Look through the lines and report how many include the word "screenshot", giving nothing but the number.

Data entries:
BEGIN

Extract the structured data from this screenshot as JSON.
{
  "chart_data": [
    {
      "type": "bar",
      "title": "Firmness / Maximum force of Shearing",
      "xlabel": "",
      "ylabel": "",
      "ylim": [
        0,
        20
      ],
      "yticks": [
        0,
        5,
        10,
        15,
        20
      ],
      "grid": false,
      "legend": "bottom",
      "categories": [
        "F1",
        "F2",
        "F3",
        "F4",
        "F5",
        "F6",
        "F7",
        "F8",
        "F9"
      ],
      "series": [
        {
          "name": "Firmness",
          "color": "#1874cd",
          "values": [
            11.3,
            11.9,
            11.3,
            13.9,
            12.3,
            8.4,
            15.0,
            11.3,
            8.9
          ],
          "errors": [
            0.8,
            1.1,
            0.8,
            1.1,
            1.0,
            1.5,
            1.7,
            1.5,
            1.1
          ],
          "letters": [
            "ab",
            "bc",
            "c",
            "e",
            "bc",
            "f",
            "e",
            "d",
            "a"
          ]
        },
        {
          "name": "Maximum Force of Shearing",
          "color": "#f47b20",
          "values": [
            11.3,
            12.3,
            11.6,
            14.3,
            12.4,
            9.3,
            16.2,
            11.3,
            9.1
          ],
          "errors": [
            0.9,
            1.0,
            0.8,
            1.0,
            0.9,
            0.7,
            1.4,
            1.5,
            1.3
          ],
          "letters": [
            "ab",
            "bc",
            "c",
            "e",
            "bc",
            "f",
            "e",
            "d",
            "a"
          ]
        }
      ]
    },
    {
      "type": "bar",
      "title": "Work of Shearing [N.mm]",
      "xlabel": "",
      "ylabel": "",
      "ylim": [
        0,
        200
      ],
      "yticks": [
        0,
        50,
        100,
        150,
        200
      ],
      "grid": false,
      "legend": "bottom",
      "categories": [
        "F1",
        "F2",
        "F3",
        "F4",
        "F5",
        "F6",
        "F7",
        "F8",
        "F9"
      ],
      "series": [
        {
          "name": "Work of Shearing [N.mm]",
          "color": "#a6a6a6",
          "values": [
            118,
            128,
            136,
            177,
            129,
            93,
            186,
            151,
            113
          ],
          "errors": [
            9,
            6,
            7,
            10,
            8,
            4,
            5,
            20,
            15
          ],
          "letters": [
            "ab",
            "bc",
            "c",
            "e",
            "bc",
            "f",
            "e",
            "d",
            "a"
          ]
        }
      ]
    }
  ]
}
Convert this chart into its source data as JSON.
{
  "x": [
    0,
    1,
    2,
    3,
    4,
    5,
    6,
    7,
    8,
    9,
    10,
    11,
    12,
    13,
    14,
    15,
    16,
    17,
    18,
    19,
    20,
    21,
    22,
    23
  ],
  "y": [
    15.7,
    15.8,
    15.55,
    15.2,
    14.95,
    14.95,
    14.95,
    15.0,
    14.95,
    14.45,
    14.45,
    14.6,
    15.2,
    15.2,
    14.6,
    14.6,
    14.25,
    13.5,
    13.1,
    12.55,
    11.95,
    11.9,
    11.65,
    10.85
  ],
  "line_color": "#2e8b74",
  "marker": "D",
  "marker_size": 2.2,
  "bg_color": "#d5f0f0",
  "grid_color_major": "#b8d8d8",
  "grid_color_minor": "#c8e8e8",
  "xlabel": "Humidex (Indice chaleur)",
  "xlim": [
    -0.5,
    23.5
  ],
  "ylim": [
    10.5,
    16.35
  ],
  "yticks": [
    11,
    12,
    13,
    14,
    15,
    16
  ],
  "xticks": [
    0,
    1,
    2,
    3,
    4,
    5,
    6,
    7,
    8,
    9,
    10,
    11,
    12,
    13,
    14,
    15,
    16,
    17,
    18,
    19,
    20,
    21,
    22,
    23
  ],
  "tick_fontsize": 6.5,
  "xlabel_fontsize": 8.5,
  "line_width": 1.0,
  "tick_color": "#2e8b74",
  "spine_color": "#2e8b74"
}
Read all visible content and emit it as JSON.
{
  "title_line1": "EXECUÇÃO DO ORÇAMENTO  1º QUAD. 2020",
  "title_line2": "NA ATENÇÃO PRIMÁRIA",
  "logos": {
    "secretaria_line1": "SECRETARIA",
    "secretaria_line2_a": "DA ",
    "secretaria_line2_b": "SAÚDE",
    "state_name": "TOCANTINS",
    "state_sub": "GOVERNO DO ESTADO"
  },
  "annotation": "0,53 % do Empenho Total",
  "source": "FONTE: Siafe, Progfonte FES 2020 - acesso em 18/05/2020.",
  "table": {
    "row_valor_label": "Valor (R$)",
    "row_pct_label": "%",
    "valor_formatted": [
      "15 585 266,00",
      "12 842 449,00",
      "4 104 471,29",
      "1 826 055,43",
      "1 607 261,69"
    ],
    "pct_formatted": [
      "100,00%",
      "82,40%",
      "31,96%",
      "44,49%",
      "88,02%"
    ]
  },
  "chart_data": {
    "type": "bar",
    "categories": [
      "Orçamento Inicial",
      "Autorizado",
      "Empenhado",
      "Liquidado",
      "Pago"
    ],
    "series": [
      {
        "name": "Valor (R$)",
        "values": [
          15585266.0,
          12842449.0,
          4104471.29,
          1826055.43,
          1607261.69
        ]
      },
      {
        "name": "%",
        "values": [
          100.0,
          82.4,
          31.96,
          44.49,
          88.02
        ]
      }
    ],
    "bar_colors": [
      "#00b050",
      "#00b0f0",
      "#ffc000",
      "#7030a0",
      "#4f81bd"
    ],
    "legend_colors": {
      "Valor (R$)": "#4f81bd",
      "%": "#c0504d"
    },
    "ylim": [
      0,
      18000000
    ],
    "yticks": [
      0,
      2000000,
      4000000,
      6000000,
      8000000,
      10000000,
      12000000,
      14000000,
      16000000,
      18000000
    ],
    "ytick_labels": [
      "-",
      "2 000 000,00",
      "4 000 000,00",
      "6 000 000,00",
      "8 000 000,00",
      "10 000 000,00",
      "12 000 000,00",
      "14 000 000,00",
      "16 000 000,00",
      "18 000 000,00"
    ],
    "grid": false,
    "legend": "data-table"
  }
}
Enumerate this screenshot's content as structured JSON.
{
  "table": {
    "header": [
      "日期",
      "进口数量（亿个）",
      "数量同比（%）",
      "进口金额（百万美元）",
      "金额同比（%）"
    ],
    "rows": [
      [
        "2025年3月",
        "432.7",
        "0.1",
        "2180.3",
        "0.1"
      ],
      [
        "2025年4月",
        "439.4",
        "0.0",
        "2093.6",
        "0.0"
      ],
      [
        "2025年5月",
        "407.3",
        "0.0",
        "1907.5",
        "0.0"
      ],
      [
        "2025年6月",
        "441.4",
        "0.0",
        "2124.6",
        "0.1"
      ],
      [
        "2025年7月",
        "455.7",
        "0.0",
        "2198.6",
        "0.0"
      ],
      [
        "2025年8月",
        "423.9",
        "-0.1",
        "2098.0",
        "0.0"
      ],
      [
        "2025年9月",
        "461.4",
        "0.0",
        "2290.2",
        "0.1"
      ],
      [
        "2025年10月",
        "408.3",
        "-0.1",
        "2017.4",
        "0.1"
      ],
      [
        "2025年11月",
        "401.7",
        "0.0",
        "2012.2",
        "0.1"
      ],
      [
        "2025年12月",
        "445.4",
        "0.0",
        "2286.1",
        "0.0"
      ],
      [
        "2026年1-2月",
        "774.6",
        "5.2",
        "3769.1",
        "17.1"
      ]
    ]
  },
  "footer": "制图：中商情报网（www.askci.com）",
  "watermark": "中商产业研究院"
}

END

__Final result__
2